Spatial layout lines:

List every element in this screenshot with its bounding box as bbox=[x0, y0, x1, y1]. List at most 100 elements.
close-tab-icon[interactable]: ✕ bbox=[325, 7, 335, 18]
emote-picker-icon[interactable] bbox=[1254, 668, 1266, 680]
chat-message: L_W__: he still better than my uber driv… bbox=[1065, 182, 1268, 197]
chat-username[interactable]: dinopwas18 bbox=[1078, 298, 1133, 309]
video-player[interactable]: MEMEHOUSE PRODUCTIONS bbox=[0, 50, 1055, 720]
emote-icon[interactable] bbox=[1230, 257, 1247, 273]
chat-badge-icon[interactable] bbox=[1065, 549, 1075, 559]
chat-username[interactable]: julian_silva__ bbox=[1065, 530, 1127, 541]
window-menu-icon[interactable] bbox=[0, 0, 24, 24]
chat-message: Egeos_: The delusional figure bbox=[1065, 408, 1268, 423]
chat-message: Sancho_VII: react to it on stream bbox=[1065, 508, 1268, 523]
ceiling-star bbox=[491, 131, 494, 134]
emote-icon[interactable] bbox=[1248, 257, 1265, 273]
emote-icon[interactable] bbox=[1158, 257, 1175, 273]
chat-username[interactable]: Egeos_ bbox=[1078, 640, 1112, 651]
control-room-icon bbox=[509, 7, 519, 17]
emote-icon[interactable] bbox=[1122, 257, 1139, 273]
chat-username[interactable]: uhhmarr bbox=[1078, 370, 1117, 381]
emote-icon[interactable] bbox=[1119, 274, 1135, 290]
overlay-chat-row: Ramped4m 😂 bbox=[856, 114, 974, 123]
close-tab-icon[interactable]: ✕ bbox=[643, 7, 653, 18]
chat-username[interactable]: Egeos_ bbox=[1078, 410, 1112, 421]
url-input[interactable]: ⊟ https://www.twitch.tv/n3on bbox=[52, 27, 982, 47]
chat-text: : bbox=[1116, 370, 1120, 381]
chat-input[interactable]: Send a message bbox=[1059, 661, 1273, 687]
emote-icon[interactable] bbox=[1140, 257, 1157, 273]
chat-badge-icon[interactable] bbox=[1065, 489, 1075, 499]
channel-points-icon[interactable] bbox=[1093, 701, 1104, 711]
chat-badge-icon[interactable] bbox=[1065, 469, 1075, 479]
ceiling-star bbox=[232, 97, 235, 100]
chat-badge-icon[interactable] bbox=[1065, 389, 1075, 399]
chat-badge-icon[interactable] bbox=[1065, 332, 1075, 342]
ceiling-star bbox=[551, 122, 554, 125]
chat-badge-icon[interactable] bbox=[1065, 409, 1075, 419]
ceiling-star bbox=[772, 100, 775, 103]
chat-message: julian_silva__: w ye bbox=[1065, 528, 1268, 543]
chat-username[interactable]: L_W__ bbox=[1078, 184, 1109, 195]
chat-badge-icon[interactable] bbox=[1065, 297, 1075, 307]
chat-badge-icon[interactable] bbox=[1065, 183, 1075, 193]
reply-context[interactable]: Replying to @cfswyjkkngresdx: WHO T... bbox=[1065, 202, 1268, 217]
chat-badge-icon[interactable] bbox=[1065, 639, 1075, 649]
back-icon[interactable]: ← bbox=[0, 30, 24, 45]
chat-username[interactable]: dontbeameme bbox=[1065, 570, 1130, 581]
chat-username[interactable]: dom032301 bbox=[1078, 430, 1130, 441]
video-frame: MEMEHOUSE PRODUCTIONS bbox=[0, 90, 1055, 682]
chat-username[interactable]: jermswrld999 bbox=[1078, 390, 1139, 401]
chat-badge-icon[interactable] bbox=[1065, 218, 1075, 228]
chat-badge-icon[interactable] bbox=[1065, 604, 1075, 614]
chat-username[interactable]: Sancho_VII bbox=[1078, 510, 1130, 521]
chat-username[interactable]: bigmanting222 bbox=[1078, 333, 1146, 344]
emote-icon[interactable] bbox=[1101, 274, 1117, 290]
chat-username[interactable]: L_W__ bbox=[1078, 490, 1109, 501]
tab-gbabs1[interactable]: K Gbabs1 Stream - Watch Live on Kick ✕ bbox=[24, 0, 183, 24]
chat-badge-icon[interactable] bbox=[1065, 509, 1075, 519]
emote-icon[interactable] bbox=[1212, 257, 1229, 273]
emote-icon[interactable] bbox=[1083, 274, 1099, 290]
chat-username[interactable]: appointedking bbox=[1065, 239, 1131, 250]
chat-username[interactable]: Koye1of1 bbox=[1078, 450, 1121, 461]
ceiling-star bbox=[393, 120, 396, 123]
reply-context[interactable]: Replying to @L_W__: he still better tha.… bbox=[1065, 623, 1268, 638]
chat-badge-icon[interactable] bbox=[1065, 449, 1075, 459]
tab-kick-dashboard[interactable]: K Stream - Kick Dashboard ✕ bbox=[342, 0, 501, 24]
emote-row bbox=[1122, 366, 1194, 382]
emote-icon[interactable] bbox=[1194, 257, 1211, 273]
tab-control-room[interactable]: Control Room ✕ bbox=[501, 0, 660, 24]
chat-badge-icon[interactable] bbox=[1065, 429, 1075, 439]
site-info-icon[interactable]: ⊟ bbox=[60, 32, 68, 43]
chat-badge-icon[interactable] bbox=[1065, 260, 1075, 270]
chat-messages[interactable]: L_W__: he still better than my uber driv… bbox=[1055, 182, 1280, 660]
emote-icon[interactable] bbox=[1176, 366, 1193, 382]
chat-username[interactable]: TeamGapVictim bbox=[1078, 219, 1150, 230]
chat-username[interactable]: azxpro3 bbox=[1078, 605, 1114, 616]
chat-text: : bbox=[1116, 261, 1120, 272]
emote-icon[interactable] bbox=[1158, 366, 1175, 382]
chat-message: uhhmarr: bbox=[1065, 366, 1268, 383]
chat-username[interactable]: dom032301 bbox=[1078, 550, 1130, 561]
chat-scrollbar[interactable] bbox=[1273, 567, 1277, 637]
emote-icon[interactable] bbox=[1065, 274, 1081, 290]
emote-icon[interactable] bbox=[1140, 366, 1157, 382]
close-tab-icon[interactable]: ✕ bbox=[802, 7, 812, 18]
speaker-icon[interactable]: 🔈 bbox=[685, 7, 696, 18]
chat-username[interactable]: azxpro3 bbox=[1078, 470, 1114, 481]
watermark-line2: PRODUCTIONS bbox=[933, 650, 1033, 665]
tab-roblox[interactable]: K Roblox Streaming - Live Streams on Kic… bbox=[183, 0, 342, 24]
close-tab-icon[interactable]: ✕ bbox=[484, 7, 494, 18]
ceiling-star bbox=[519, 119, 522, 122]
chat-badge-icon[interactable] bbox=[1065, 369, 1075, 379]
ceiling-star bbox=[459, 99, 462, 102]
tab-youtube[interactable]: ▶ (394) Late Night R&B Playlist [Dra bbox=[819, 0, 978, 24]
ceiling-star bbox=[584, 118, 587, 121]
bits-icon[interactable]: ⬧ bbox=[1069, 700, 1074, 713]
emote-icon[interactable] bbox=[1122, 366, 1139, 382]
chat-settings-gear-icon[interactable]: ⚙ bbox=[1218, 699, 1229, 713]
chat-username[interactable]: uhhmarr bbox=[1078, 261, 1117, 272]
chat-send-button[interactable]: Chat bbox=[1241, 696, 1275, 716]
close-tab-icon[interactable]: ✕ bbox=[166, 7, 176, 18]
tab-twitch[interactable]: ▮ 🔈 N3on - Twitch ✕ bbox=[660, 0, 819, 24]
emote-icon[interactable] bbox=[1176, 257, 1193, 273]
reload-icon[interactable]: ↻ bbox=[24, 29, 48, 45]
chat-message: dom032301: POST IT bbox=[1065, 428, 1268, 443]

WHAT TO DO: Copy all of the lines above, keeping every character unchanged.

WRITTEN ANSWER:
List every element in this screenshot with its bounding box as bbox=[x0, y0, x1, y1]. List at most 100 elements.
close-tab-icon[interactable]: ✕ bbox=[325, 7, 335, 18]
emote-picker-icon[interactable] bbox=[1254, 668, 1266, 680]
chat-message: L_W__: he still better than my uber driv… bbox=[1065, 182, 1268, 197]
chat-username[interactable]: dinopwas18 bbox=[1078, 298, 1133, 309]
video-player[interactable]: MEMEHOUSE PRODUCTIONS bbox=[0, 50, 1055, 720]
emote-icon[interactable] bbox=[1230, 257, 1247, 273]
chat-badge-icon[interactable] bbox=[1065, 549, 1075, 559]
chat-username[interactable]: julian_silva__ bbox=[1065, 530, 1127, 541]
window-menu-icon[interactable] bbox=[0, 0, 24, 24]
chat-message: Egeos_: The delusional figure bbox=[1065, 408, 1268, 423]
chat-message: Sancho_VII: react to it on stream bbox=[1065, 508, 1268, 523]
ceiling-star bbox=[491, 131, 494, 134]
emote-icon[interactable] bbox=[1248, 257, 1265, 273]
emote-icon[interactable] bbox=[1158, 257, 1175, 273]
chat-username[interactable]: Egeos_ bbox=[1078, 640, 1112, 651]
control-room-icon bbox=[509, 7, 519, 17]
emote-icon[interactable] bbox=[1122, 257, 1139, 273]
chat-username[interactable]: uhhmarr bbox=[1078, 370, 1117, 381]
emote-icon[interactable] bbox=[1119, 274, 1135, 290]
overlay-chat-row: Ramped4m 😂 bbox=[856, 114, 974, 123]
close-tab-icon[interactable]: ✕ bbox=[643, 7, 653, 18]
chat-username[interactable]: Egeos_ bbox=[1078, 410, 1112, 421]
url-input[interactable]: ⊟ https://www.twitch.tv/n3on bbox=[52, 27, 982, 47]
chat-text: : bbox=[1116, 370, 1120, 381]
chat-input[interactable]: Send a message bbox=[1059, 661, 1273, 687]
emote-icon[interactable] bbox=[1140, 257, 1157, 273]
chat-badge-icon[interactable] bbox=[1065, 489, 1075, 499]
channel-points-icon[interactable] bbox=[1093, 701, 1104, 711]
chat-badge-icon[interactable] bbox=[1065, 469, 1075, 479]
ceiling-star bbox=[232, 97, 235, 100]
chat-badge-icon[interactable] bbox=[1065, 389, 1075, 399]
chat-badge-icon[interactable] bbox=[1065, 332, 1075, 342]
ceiling-star bbox=[551, 122, 554, 125]
chat-badge-icon[interactable] bbox=[1065, 409, 1075, 419]
ceiling-star bbox=[772, 100, 775, 103]
chat-message: julian_silva__: w ye bbox=[1065, 528, 1268, 543]
chat-username[interactable]: L_W__ bbox=[1078, 184, 1109, 195]
chat-badge-icon[interactable] bbox=[1065, 297, 1075, 307]
chat-badge-icon[interactable] bbox=[1065, 183, 1075, 193]
reply-context[interactable]: Replying to @cfswyjkkngresdx: WHO T... bbox=[1065, 202, 1268, 217]
chat-badge-icon[interactable] bbox=[1065, 639, 1075, 649]
back-icon[interactable]: ← bbox=[0, 30, 24, 45]
chat-username[interactable]: dontbeameme bbox=[1065, 570, 1130, 581]
chat-username[interactable]: dom032301 bbox=[1078, 430, 1130, 441]
video-frame: MEMEHOUSE PRODUCTIONS bbox=[0, 90, 1055, 682]
chat-username[interactable]: jermswrld999 bbox=[1078, 390, 1139, 401]
chat-badge-icon[interactable] bbox=[1065, 218, 1075, 228]
chat-badge-icon[interactable] bbox=[1065, 604, 1075, 614]
chat-username[interactable]: Sancho_VII bbox=[1078, 510, 1130, 521]
chat-username[interactable]: bigmanting222 bbox=[1078, 333, 1146, 344]
emote-icon[interactable] bbox=[1101, 274, 1117, 290]
chat-username[interactable]: L_W__ bbox=[1078, 490, 1109, 501]
tab-gbabs1[interactable]: K Gbabs1 Stream - Watch Live on Kick ✕ bbox=[24, 0, 183, 24]
chat-badge-icon[interactable] bbox=[1065, 509, 1075, 519]
emote-icon[interactable] bbox=[1212, 257, 1229, 273]
emote-icon[interactable] bbox=[1083, 274, 1099, 290]
chat-username[interactable]: appointedking bbox=[1065, 239, 1131, 250]
chat-username[interactable]: Koye1of1 bbox=[1078, 450, 1121, 461]
ceiling-star bbox=[393, 120, 396, 123]
reply-context[interactable]: Replying to @L_W__: he still better tha.… bbox=[1065, 623, 1268, 638]
chat-badge-icon[interactable] bbox=[1065, 449, 1075, 459]
tab-kick-dashboard[interactable]: K Stream - Kick Dashboard ✕ bbox=[342, 0, 501, 24]
emote-row bbox=[1122, 366, 1194, 382]
emote-icon[interactable] bbox=[1194, 257, 1211, 273]
tab-control-room[interactable]: Control Room ✕ bbox=[501, 0, 660, 24]
chat-badge-icon[interactable] bbox=[1065, 429, 1075, 439]
site-info-icon[interactable]: ⊟ bbox=[60, 32, 68, 43]
chat-badge-icon[interactable] bbox=[1065, 260, 1075, 270]
chat-messages[interactable]: L_W__: he still better than my uber driv… bbox=[1055, 182, 1280, 660]
emote-icon[interactable] bbox=[1176, 366, 1193, 382]
chat-username[interactable]: TeamGapVictim bbox=[1078, 219, 1150, 230]
chat-username[interactable]: azxpro3 bbox=[1078, 605, 1114, 616]
chat-text: : bbox=[1116, 261, 1120, 272]
emote-icon[interactable] bbox=[1158, 366, 1175, 382]
chat-message: uhhmarr: bbox=[1065, 366, 1268, 383]
chat-username[interactable]: dom032301 bbox=[1078, 550, 1130, 561]
chat-scrollbar[interactable] bbox=[1273, 567, 1277, 637]
emote-icon[interactable] bbox=[1065, 274, 1081, 290]
emote-icon[interactable] bbox=[1140, 366, 1157, 382]
close-tab-icon[interactable]: ✕ bbox=[802, 7, 812, 18]
speaker-icon[interactable]: 🔈 bbox=[685, 7, 696, 18]
chat-username[interactable]: azxpro3 bbox=[1078, 470, 1114, 481]
watermark-line2: PRODUCTIONS bbox=[933, 650, 1033, 665]
tab-roblox[interactable]: K Roblox Streaming - Live Streams on Kic… bbox=[183, 0, 342, 24]
close-tab-icon[interactable]: ✕ bbox=[484, 7, 494, 18]
ceiling-star bbox=[519, 119, 522, 122]
chat-badge-icon[interactable] bbox=[1065, 369, 1075, 379]
ceiling-star bbox=[459, 99, 462, 102]
tab-youtube[interactable]: ▶ (394) Late Night R&B Playlist [Dra bbox=[819, 0, 978, 24]
ceiling-star bbox=[584, 118, 587, 121]
bits-icon[interactable]: ⬧ bbox=[1069, 700, 1074, 713]
emote-icon[interactable] bbox=[1122, 366, 1139, 382]
chat-settings-gear-icon[interactable]: ⚙ bbox=[1218, 699, 1229, 713]
chat-username[interactable]: uhhmarr bbox=[1078, 261, 1117, 272]
chat-send-button[interactable]: Chat bbox=[1241, 696, 1275, 716]
close-tab-icon[interactable]: ✕ bbox=[166, 7, 176, 18]
tab-twitch[interactable]: ▮ 🔈 N3on - Twitch ✕ bbox=[660, 0, 819, 24]
emote-icon[interactable] bbox=[1176, 257, 1193, 273]
reload-icon[interactable]: ↻ bbox=[24, 29, 48, 45]
chat-message: dom032301: POST IT bbox=[1065, 428, 1268, 443]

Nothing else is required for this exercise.